▸ WHAT THE TASK ASKS: Of all the lines in this data, how many include "chargement"? Respond with the number only.

#### MATERIAL ####

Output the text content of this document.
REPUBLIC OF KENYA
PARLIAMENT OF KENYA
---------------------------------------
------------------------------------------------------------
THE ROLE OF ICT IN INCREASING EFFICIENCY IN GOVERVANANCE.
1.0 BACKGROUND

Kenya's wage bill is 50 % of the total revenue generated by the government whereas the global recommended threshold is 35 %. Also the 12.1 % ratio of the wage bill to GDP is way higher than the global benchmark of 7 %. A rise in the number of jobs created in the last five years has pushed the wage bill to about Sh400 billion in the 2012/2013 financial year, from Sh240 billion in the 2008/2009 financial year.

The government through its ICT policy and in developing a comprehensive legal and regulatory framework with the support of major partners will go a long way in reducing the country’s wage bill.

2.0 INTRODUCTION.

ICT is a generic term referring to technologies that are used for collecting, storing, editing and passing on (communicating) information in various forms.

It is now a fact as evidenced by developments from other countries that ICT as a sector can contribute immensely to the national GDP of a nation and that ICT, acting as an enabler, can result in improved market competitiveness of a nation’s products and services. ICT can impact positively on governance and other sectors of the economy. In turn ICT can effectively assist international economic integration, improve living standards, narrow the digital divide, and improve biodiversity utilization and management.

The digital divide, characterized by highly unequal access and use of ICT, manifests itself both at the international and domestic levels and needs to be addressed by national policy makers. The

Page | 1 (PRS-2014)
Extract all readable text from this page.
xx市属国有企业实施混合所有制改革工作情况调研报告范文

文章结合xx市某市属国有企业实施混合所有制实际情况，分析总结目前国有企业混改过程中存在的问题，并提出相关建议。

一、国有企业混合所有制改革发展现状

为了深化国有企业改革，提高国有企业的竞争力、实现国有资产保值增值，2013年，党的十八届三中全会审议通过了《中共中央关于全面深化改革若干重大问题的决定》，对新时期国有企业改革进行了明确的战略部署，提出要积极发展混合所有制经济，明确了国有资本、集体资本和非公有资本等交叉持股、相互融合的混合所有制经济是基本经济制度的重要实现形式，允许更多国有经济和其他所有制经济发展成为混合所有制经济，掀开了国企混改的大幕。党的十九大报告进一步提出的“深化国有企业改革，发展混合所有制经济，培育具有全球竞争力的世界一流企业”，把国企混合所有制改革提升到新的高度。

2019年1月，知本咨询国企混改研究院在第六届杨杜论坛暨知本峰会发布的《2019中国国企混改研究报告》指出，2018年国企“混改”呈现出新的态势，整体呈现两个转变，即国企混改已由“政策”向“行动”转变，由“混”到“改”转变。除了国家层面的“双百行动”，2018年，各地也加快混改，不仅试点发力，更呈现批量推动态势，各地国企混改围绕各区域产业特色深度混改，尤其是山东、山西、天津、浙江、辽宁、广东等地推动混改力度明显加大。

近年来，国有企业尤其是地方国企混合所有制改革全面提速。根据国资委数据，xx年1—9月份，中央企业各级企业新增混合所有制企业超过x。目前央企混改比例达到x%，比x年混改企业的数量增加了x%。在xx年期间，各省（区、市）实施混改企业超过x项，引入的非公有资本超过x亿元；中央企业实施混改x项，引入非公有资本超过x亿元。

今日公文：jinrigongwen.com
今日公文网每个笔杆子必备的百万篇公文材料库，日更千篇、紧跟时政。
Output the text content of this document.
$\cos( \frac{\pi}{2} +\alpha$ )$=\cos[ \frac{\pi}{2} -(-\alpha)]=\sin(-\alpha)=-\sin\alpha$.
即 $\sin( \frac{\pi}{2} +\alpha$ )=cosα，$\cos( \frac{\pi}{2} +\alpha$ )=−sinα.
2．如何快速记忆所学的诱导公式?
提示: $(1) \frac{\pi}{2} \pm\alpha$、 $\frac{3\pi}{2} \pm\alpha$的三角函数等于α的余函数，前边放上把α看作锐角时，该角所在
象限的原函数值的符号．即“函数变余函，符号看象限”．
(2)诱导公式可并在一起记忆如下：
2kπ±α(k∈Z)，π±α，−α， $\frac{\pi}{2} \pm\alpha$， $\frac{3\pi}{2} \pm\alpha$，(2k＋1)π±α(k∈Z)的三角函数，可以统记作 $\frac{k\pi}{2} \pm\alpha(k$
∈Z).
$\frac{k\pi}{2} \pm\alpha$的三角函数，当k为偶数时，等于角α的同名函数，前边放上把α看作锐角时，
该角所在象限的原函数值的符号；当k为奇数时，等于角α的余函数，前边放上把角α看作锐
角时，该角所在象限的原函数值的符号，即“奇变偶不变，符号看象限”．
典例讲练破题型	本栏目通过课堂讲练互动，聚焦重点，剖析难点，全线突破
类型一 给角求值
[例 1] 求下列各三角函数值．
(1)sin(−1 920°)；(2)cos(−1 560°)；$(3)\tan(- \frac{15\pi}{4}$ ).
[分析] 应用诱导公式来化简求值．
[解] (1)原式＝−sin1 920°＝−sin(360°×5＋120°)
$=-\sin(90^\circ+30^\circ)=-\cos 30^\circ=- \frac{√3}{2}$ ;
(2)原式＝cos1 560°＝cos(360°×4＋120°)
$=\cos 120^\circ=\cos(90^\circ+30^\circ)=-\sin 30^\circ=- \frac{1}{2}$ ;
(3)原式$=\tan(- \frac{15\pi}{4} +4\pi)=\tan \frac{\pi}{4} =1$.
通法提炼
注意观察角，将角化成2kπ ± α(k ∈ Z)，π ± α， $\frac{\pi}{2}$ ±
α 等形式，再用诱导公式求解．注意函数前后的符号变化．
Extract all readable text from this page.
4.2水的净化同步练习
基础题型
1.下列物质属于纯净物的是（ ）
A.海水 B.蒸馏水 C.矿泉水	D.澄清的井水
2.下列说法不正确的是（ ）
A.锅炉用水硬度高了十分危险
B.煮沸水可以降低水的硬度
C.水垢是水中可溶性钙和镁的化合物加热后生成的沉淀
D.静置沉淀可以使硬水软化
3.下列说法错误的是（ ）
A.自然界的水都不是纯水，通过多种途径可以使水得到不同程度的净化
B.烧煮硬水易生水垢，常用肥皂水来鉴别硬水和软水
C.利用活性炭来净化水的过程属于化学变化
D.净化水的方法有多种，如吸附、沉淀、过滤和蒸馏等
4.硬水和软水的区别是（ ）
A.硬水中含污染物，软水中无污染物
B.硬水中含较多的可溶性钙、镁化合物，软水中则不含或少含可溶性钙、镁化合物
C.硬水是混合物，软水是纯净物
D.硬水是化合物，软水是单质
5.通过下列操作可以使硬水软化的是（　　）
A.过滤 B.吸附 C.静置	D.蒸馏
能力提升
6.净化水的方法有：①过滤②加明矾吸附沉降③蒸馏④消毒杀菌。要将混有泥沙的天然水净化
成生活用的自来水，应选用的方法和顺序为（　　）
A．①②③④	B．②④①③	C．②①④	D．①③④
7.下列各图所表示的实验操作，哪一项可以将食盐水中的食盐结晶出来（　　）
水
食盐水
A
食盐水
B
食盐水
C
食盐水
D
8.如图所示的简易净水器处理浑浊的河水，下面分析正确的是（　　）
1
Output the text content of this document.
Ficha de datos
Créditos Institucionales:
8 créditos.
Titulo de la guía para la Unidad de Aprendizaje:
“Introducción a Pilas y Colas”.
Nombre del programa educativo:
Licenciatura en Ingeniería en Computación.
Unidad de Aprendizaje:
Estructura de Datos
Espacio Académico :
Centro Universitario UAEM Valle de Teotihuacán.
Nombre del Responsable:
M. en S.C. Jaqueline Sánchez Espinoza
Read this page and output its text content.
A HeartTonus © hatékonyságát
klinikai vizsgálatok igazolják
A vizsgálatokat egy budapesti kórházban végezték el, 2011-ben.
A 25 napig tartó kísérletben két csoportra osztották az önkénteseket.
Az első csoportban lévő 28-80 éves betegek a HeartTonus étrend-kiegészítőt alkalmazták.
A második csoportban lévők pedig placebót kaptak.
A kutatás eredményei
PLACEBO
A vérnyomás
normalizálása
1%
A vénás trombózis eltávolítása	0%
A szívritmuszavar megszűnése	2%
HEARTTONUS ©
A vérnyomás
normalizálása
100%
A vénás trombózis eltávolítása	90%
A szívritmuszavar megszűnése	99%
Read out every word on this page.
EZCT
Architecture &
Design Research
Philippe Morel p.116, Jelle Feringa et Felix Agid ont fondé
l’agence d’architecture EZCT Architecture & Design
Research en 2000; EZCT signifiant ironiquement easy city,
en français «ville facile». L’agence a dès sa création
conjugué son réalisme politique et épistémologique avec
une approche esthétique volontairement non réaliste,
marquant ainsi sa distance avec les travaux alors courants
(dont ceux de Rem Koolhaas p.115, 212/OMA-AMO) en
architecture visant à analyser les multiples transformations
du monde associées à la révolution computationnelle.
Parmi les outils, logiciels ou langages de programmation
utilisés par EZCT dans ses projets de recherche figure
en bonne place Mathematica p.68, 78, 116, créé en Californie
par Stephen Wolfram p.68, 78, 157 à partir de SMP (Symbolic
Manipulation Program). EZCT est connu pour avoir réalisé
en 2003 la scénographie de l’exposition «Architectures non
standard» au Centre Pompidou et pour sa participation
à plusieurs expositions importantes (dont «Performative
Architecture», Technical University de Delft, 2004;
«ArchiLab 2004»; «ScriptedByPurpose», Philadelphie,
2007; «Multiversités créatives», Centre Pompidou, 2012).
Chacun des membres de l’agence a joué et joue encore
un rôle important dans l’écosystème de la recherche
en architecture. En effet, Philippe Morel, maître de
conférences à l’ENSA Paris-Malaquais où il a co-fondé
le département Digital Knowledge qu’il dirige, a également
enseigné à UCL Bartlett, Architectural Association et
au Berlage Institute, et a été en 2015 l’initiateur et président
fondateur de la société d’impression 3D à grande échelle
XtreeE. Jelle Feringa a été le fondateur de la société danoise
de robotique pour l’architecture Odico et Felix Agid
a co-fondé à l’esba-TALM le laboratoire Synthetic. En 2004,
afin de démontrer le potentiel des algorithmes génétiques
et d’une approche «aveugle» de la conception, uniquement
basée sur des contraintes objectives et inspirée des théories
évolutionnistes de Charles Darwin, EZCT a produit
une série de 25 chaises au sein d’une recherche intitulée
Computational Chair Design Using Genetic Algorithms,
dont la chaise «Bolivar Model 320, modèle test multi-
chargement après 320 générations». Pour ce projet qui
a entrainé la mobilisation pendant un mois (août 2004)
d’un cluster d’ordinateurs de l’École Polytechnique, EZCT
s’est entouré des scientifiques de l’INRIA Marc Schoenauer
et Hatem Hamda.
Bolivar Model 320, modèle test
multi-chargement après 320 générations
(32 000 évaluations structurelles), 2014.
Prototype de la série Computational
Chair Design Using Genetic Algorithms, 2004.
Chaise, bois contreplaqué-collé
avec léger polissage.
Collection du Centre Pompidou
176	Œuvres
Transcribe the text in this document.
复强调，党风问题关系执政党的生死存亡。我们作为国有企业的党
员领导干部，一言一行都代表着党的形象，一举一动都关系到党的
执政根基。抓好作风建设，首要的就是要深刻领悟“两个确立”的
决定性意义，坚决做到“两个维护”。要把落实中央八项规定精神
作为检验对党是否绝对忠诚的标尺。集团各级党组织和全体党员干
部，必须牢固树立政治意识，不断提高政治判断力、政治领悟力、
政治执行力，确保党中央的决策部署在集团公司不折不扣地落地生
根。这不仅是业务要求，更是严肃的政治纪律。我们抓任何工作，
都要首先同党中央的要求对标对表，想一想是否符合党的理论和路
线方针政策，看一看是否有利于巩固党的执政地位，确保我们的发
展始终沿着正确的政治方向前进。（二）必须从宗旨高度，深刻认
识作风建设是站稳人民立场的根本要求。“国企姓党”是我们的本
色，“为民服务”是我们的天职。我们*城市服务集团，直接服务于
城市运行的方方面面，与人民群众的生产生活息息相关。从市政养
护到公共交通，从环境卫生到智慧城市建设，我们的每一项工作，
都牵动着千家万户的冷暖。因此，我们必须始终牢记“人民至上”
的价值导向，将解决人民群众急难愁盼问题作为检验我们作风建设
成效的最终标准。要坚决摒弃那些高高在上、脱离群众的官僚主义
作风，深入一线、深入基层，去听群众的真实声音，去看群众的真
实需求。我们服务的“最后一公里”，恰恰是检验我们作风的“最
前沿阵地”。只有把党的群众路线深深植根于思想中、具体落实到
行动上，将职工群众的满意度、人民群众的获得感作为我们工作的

####

▸ RESULT FOR THIS TASK: 2